WORK REQUIRED: Copy the material below word for word, beginning with its first line and ending with the line that contains "data-point-0-0 xyxy=(303,115,315,127)", with both of those lines included.

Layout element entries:
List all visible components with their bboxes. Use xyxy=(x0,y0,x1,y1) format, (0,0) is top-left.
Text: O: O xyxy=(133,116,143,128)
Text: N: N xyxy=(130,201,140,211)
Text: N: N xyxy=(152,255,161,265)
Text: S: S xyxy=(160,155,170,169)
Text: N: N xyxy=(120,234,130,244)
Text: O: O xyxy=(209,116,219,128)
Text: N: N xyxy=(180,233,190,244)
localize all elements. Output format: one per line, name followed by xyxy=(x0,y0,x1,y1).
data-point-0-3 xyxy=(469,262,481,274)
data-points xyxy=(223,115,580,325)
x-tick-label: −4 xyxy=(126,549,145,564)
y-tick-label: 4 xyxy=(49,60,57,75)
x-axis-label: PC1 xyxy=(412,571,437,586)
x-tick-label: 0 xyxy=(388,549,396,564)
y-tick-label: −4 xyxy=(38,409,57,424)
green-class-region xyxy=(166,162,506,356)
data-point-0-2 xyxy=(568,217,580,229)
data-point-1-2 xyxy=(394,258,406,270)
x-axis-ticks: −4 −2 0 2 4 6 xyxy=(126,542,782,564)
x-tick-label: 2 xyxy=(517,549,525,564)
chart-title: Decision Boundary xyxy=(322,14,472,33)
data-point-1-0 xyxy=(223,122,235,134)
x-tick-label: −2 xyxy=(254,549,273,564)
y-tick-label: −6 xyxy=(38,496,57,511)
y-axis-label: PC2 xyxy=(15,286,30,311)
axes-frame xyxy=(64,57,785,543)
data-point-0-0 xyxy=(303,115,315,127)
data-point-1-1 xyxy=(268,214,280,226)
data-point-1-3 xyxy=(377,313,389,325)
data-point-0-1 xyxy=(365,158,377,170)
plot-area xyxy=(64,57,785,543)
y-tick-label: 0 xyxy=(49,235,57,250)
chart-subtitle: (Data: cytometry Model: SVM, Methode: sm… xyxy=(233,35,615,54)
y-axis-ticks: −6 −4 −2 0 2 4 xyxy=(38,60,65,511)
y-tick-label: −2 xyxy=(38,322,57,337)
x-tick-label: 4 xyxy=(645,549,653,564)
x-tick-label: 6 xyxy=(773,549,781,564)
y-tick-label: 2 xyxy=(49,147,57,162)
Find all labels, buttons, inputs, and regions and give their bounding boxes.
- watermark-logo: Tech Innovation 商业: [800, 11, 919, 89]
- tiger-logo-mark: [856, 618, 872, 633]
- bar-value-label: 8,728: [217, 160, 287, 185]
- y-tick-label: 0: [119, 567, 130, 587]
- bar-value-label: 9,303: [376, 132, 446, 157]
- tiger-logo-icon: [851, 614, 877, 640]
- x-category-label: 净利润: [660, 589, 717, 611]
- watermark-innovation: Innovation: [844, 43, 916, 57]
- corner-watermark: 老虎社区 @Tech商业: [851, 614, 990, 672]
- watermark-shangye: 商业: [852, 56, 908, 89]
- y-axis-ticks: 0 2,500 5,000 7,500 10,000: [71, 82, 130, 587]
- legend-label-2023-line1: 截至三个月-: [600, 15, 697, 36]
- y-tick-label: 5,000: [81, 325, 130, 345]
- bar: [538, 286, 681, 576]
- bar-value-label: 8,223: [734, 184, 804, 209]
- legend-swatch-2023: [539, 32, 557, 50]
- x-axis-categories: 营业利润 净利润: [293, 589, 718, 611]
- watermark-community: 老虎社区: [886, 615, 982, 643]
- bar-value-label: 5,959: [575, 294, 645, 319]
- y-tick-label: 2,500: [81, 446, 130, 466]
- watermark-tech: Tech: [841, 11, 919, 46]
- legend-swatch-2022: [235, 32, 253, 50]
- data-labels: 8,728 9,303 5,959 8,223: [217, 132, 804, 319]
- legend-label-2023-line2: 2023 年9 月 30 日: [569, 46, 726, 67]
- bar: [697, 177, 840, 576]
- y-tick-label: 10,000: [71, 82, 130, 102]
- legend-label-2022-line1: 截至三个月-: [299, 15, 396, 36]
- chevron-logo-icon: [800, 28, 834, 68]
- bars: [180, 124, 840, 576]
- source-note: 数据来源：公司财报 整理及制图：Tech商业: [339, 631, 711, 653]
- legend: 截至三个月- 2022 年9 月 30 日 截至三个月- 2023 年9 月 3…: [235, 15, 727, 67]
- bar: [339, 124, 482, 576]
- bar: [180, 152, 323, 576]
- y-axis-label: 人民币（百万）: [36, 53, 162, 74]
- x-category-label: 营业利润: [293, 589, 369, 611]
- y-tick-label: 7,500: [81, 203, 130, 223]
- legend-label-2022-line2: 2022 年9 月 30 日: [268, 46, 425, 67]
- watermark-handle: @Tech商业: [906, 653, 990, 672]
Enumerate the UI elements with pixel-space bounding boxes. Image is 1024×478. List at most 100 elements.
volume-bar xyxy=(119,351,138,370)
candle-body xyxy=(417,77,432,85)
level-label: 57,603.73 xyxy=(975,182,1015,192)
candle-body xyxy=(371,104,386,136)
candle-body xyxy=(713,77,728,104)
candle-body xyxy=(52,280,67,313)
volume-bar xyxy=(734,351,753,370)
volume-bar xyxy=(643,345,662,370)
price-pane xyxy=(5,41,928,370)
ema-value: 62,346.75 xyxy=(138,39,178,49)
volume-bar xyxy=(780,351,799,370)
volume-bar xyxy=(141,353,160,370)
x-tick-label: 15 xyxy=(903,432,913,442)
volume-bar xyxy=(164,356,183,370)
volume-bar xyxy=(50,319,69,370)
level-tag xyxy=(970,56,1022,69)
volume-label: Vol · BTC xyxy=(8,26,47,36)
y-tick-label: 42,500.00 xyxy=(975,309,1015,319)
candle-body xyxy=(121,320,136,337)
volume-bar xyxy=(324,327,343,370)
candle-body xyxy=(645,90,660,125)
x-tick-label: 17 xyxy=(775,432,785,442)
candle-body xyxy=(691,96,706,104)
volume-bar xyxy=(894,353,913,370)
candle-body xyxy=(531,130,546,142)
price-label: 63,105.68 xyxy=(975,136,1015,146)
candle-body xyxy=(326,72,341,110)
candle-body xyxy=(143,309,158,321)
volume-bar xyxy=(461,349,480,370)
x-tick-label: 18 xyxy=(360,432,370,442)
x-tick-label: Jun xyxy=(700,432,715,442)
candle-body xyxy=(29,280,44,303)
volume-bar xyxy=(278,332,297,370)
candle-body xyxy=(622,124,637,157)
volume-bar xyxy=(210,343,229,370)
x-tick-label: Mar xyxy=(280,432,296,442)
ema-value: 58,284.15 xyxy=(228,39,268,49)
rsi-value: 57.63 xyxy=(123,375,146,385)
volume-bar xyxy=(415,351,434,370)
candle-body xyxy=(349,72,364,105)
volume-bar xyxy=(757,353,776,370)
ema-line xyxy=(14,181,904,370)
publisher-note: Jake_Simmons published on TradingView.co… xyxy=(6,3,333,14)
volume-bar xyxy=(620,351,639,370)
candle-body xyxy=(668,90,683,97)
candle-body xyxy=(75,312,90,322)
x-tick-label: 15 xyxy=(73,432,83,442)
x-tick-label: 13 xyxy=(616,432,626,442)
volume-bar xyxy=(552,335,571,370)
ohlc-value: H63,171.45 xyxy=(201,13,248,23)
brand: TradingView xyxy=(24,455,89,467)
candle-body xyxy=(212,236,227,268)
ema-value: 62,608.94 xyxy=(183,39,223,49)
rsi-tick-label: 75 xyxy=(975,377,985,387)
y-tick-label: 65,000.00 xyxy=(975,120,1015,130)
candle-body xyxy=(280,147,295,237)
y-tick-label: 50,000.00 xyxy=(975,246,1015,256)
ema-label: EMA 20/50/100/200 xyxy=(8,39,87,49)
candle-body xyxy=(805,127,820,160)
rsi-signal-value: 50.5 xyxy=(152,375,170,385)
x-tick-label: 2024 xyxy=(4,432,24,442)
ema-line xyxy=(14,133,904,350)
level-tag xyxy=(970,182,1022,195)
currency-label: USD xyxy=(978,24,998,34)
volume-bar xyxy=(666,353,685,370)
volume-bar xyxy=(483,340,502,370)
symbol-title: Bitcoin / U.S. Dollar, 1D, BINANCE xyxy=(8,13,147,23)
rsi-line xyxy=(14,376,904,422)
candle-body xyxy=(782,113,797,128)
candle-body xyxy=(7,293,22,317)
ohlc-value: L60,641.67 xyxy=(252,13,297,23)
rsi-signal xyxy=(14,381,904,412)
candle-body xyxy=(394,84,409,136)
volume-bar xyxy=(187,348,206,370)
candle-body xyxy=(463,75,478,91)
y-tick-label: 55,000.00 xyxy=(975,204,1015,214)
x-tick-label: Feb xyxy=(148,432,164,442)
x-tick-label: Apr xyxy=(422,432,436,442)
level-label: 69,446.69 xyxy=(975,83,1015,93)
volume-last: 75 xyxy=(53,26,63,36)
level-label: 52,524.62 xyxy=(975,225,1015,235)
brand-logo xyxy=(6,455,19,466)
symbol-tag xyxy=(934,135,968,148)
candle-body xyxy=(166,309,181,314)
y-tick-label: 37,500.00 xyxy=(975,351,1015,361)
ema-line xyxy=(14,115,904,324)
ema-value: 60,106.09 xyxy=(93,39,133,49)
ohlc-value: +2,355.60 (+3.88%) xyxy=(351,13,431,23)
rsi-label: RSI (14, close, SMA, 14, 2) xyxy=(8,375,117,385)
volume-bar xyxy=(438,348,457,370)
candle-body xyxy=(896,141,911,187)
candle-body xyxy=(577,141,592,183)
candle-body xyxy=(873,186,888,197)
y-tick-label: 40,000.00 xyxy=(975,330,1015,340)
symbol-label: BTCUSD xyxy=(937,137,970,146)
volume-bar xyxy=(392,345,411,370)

PROBLEM SOLUTION:
List all visible components with their bboxes. Use xyxy=(x0,y0,x1,y1) format, (0,0) is top-left.
Text: O: O xyxy=(133,116,143,128)
Text: N: N xyxy=(130,201,140,211)
Text: N: N xyxy=(152,255,161,265)
Text: S: S xyxy=(160,155,170,169)
Text: N: N xyxy=(120,234,130,244)
Text: O: O xyxy=(209,116,219,128)
Text: N: N xyxy=(180,233,190,244)
localize all elements. Output format: one per line, name followed by xyxy=(x0,y0,x1,y1).
data-point-0-3 xyxy=(469,262,481,274)
data-points xyxy=(223,115,580,325)
x-tick-label: −4 xyxy=(126,549,145,564)
y-tick-label: 4 xyxy=(49,60,57,75)
x-axis-label: PC1 xyxy=(412,571,437,586)
x-tick-label: 0 xyxy=(388,549,396,564)
y-tick-label: −4 xyxy=(38,409,57,424)
green-class-region xyxy=(166,162,506,356)
data-point-0-2 xyxy=(568,217,580,229)
data-point-1-2 xyxy=(394,258,406,270)
x-axis-ticks: −4 −2 0 2 4 6 xyxy=(126,542,782,564)
x-tick-label: 2 xyxy=(517,549,525,564)
chart-title: Decision Boundary xyxy=(322,14,472,33)
data-point-1-0 xyxy=(223,122,235,134)
x-tick-label: −2 xyxy=(254,549,273,564)
y-tick-label: −6 xyxy=(38,496,57,511)
y-axis-label: PC2 xyxy=(15,286,30,311)
axes-frame xyxy=(64,57,785,543)
data-point-0-0 xyxy=(303,115,315,127)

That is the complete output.